DESCRIPTION OF THE TASK: The records that follow need to be output exactly as they are.
-------- GIVEN ENTRIES --------
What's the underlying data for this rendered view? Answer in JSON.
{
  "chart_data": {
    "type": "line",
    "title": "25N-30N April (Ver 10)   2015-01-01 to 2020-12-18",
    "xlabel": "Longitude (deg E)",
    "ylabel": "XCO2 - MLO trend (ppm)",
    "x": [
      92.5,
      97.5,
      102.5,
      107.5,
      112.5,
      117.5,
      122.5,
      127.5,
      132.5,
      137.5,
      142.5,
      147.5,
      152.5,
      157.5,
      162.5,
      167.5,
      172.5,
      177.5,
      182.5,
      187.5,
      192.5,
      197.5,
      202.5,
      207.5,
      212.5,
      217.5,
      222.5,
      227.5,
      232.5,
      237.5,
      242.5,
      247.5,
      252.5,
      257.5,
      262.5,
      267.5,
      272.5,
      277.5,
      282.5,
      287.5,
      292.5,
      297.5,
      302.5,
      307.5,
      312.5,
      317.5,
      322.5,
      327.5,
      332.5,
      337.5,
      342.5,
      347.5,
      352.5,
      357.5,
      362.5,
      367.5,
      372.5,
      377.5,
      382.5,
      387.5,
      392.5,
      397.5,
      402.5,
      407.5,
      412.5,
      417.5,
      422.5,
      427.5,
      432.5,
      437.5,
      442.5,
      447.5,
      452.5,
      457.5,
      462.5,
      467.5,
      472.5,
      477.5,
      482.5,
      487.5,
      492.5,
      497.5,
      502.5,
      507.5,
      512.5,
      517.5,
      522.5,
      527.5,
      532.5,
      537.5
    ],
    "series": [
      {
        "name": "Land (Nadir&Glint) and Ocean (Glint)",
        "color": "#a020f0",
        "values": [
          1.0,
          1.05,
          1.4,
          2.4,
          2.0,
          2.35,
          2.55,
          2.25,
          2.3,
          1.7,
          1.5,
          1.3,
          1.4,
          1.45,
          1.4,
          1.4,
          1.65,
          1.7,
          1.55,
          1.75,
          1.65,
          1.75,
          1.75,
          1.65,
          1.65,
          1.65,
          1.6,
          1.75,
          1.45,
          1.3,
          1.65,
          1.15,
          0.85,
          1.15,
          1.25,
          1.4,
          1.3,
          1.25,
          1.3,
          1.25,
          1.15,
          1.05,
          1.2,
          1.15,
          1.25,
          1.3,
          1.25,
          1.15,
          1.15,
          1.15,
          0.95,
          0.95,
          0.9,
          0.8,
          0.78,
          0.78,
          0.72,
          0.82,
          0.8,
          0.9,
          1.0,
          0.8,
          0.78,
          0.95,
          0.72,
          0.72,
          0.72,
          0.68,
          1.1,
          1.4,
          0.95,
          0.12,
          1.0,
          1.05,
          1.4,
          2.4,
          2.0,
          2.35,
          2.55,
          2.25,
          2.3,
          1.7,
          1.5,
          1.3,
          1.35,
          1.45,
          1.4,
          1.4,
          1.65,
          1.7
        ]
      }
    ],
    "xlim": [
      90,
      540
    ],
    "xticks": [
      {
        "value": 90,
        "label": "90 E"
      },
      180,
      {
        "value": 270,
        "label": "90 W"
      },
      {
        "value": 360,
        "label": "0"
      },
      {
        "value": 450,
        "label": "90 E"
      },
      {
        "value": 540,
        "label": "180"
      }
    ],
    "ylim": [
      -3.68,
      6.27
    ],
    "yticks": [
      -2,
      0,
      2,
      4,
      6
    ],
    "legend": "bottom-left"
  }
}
--------
OUTPUT BELOW:
What's the underlying data for this rendered view? Answer in JSON.
{
  "chart_data": {
    "type": "line",
    "title": "25N-30N April (Ver 10)   2015-01-01 to 2020-12-18",
    "xlabel": "Longitude (deg E)",
    "ylabel": "XCO2 - MLO trend (ppm)",
    "x": [
      92.5,
      97.5,
      102.5,
      107.5,
      112.5,
      117.5,
      122.5,
      127.5,
      132.5,
      137.5,
      142.5,
      147.5,
      152.5,
      157.5,
      162.5,
      167.5,
      172.5,
      177.5,
      182.5,
      187.5,
      192.5,
      197.5,
      202.5,
      207.5,
      212.5,
      217.5,
      222.5,
      227.5,
      232.5,
      237.5,
      242.5,
      247.5,
      252.5,
      257.5,
      262.5,
      267.5,
      272.5,
      277.5,
      282.5,
      287.5,
      292.5,
      297.5,
      302.5,
      307.5,
      312.5,
      317.5,
      322.5,
      327.5,
      332.5,
      337.5,
      342.5,
      347.5,
      352.5,
      357.5,
      362.5,
      367.5,
      372.5,
      377.5,
      382.5,
      387.5,
      392.5,
      397.5,
      402.5,
      407.5,
      412.5,
      417.5,
      422.5,
      427.5,
      432.5,
      437.5,
      442.5,
      447.5,
      452.5,
      457.5,
      462.5,
      467.5,
      472.5,
      477.5,
      482.5,
      487.5,
      492.5,
      497.5,
      502.5,
      507.5,
      512.5,
      517.5,
      522.5,
      527.5,
      532.5,
      537.5
    ],
    "series": [
      {
        "name": "Land (Nadir&Glint) and Ocean (Glint)",
        "color": "#a020f0",
        "values": [
          1.0,
          1.05,
          1.4,
          2.4,
          2.0,
          2.35,
          2.55,
          2.25,
          2.3,
          1.7,
          1.5,
          1.3,
          1.4,
          1.45,
          1.4,
          1.4,
          1.65,
          1.7,
          1.55,
          1.75,
          1.65,
          1.75,
          1.75,
          1.65,
          1.65,
          1.65,
          1.6,
          1.75,
          1.45,
          1.3,
          1.65,
          1.15,
          0.85,
          1.15,
          1.25,
          1.4,
          1.3,
          1.25,
          1.3,
          1.25,
          1.15,
          1.05,
          1.2,
          1.15,
          1.25,
          1.3,
          1.25,
          1.15,
          1.15,
          1.15,
          0.95,
          0.95,
          0.9,
          0.8,
          0.78,
          0.78,
          0.72,
          0.82,
          0.8,
          0.9,
          1.0,
          0.8,
          0.78,
          0.95,
          0.72,
          0.72,
          0.72,
          0.68,
          1.1,
          1.4,
          0.95,
          0.12,
          1.0,
          1.05,
          1.4,
          2.4,
          2.0,
          2.35,
          2.55,
          2.25,
          2.3,
          1.7,
          1.5,
          1.3,
          1.35,
          1.45,
          1.4,
          1.4,
          1.65,
          1.7
        ]
      }
    ],
    "xlim": [
      90,
      540
    ],
    "xticks": [
      {
        "value": 90,
        "label": "90 E"
      },
      180,
      {
        "value": 270,
        "label": "90 W"
      },
      {
        "value": 360,
        "label": "0"
      },
      {
        "value": 450,
        "label": "90 E"
      },
      {
        "value": 540,
        "label": "180"
      }
    ],
    "ylim": [
      -3.68,
      6.27
    ],
    "yticks": [
      -2,
      0,
      2,
      4,
      6
    ],
    "legend": "bottom-left"
  }
}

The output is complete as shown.